Мари постоянно говорит о том, как ей нравятся эти музыканты. Как они поддерживают её, подбадривают, верят в неё и утешают, если это необходимо.
Перед турне возникла и ещё одна непростая задача: выучить старые тексты. Из-за болезни подобное теперь давалось Мари очень нелегко. Она стала свидетельницей безграничного терпения собственного сына Оскара. Строфа за строфой, строчка за строчкой – ей приходилось работать буквально над каждым словом. В памяти крепко сидела только одна песня: «Ännu doftar kärlek».
– Она будет со мной до конца, – утверждает Мари. – Цветы и любовь; такое невозможно забыть!
О приближении Мари говорят гул, который поднялся среди её иностранных поклонников, и аплодисменты. Концерт кончился два часа назад, и вот она наконец появляется. В её глазах читается усталость, но на лице сияет широкая счастливая улыбка. Она идёт очень медленно, опираясь на Микке.
Что она чувствует? Облегчение? Радость?
– О да, несомненно! – отвечает она. – Потрясающе! Какая публика!
Столь позднее появление Мари на собственной вечеринке по случаю премьерного концерта связано с бесконечными объятиями и поцелуями, которыми всё это время одаривали её близкие и друзья, приехавшие из провинции Сконе. Все они были на концерте, а потом отправились за кулисы поздравить Мари. В родных краях она бывает нечасто. Иногда она отправляется в деревушку Эстра-Юнгбю, где провела детство и где сегодня проживает её старший брат Свен-Арне со своей супругой. Они живут рядом с тем домом, где выросла Мари. Время от времени она приезжает и в Рюдебэк к своей сестре Тине и её семье.

Исходные материалы:
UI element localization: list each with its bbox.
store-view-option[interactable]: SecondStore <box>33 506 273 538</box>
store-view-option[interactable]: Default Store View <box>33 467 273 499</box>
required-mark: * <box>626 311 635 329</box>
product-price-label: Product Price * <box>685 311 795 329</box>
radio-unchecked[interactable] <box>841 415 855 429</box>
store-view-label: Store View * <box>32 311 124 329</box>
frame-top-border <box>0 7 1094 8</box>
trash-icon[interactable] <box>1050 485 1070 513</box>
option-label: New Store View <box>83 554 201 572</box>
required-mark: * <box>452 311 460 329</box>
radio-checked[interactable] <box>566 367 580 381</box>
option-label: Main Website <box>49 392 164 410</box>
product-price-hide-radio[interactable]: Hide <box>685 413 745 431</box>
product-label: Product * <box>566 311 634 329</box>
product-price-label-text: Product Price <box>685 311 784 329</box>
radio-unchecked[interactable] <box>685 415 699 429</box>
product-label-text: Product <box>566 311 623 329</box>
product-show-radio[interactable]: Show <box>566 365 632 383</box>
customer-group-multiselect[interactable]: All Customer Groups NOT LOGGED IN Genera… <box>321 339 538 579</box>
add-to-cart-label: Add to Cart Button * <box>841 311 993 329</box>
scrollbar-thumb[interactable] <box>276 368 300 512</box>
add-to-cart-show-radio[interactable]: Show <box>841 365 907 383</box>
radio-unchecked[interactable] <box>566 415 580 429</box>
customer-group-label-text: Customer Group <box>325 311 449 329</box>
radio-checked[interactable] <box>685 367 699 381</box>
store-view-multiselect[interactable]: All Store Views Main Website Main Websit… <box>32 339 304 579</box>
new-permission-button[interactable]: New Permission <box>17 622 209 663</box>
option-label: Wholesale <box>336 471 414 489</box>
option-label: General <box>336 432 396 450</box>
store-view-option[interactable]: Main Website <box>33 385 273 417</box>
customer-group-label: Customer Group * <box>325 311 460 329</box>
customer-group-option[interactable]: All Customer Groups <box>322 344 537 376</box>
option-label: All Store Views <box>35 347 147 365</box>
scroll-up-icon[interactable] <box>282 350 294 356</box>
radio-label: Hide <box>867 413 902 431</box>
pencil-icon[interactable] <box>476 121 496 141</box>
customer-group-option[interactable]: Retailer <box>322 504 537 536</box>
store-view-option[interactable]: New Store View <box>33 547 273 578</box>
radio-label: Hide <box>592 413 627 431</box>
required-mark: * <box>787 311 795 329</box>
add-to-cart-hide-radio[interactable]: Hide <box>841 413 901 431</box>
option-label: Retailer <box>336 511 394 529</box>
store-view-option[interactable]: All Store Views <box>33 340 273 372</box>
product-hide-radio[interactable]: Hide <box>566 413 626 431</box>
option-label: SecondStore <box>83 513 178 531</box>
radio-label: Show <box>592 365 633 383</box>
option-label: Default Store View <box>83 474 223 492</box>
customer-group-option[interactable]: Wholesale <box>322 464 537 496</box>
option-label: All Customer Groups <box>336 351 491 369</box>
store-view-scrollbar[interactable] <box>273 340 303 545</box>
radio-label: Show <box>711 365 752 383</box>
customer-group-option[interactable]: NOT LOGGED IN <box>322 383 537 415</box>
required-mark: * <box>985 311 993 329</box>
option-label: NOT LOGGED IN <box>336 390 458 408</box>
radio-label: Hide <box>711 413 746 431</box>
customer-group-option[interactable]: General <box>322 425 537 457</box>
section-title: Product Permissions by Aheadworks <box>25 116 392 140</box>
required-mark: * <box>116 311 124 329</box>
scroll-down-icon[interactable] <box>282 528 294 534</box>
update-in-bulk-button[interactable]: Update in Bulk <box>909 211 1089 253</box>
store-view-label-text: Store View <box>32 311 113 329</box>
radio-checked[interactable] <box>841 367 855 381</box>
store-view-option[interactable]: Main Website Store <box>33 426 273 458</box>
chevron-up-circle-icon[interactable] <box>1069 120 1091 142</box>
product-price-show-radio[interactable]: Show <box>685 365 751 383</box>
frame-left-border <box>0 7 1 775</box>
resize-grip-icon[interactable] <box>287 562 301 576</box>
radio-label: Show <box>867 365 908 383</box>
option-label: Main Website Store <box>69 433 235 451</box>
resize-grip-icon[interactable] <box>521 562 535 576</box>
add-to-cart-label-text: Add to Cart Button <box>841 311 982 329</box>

Задание 1:
Пожалуйста, выпишите из отрывка фрагмент от «Перед турне возникла» до «такое невозможно забыть!» без единого изменения.
Задание 2:
Ответьте по отрывку на вопросы:
(a) Какая песня крепко сидела в памяти Мари?
(b) Через сколько времени после окончания концерта Мари появилась на вечеринке?
(c) Кто сегодня проживает в деревушке Эстра-Юнгбю?

Ответ 1:
Перед турне возникла и ещё одна непростая задача: выучить старые тексты. Из-за болезни подобное теперь давалось Мари очень нелегко. Она стала свидетельницей безграничного терпения собственного сына Оскара. Строфа за строфой, строчка за строчкой – ей приходилось работать буквально над каждым словом. В памяти крепко сидела только одна песня: «Ännu doftar kärlek».
– Она будет со мной до конца, – утверждает Мари. – Цветы и любовь; такое невозможно забыть!

Ответ 2:
(a) «Ännu doftar kärlek».
(b) Через два часа.
(c) Старший брат Мари Свен-Арне со своей супругой.